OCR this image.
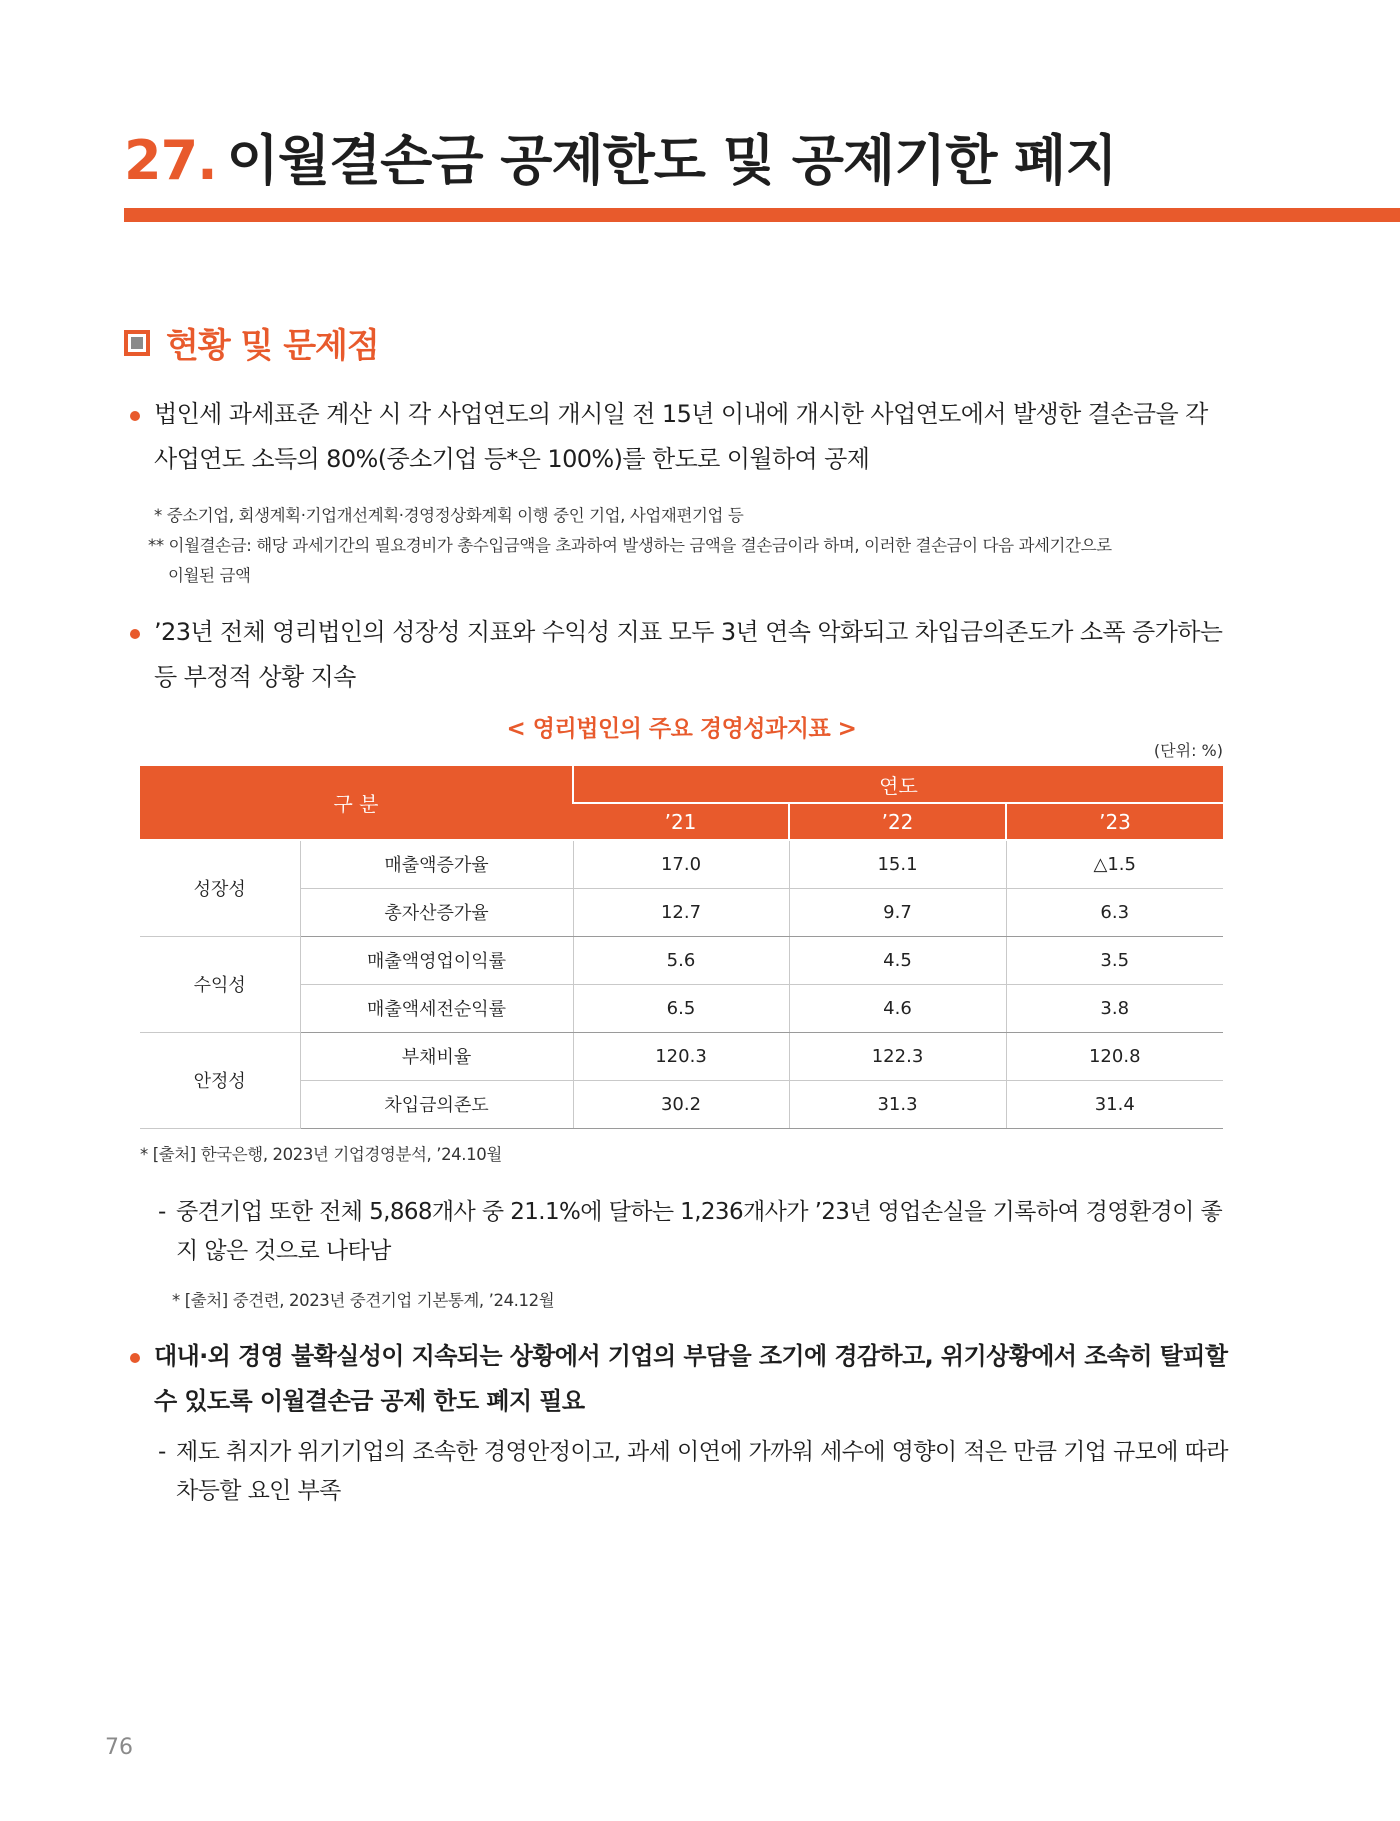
27. 이월결손금 공제한도 및 공제기한 폐지
현황 및 문제점
법인세 과세표준 계산 시 각 사업연도의 개시일 전 15년 이내에 개시한 사업연도에서 발생한 결손금을 각 사업연도 소득의 80%(중소기업 등*은 100%)를 한도로 이월하여 공제
* 중소기업, 회생계획·기업개선계획·경영정상화계획 이행 중인 기업, 사업재편기업 등
** 이월결손금: 해당 과세기간의 필요경비가 총수입금액을 초과하여 발생하는 금액을 결손금이라 하며, 이러한 결손금이 다음 과세기간으로
이월된 금액
’23년 전체 영리법인의 성장성 지표와 수익성 지표 모두 3년 연속 악화되고 차입금의존도가 소폭 증가하는 등 부정적 상황 지속
< 영리법인의 주요 경영성과지표 >
(단위: %)
구 분		연도		
		’21	’22	’23
성장성	매출액증가율	17.0	15.1	△1.5
	총자산증가율	12.7	9.7	6.3
수익성	매출액영업이익률	5.6	4.5	3.5
	매출액세전순익률	6.5	4.6	3.8
안정성	부채비율	120.3	122.3	120.8
	차입금의존도	30.2	31.3	31.4
* [출처] 한국은행, 2023년 기업경영분석, ’24.10월
- 중견기업 또한 전체 5,868개사 중 21.1%에 달하는 1,236개사가 ’23년 영업손실을 기록하여 경영환경이 좋지 않은 것으로 나타남
* [출처] 중견련, 2023년 중견기업 기본통계, ’24.12월
대내·외 경영 불확실성이 지속되는 상황에서 기업의 부담을 조기에 경감하고, 위기상황에서 조속히 탈피할 수 있도록 이월결손금 공제 한도 폐지 필요
- 제도 취지가 위기기업의 조속한 경영안정이고, 과세 이연에 가까워 세수에 영향이 적은 만큼 기업 규모에 따라 차등할 요인 부족
76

****************

Written instruction >> Which lines hold the word "이월결손금"? Copy every one of them.

Solution to the exercise >>
27. 이월결손금 공제한도 및 공제기한 폐지
** 이월결손금: 해당 과세기간의 필요경비가 총수입금액을 초과하여 발생하는 금액을 결손금이라 하며, 이러한 결손금이 다음 과세기간으로
대내·외 경영 불확실성이 지속되는 상황에서 기업의 부담을 조기에 경감하고, 위기상황에서 조속히 탈피할 수 있도록 이월결손금 공제 한도 폐지 필요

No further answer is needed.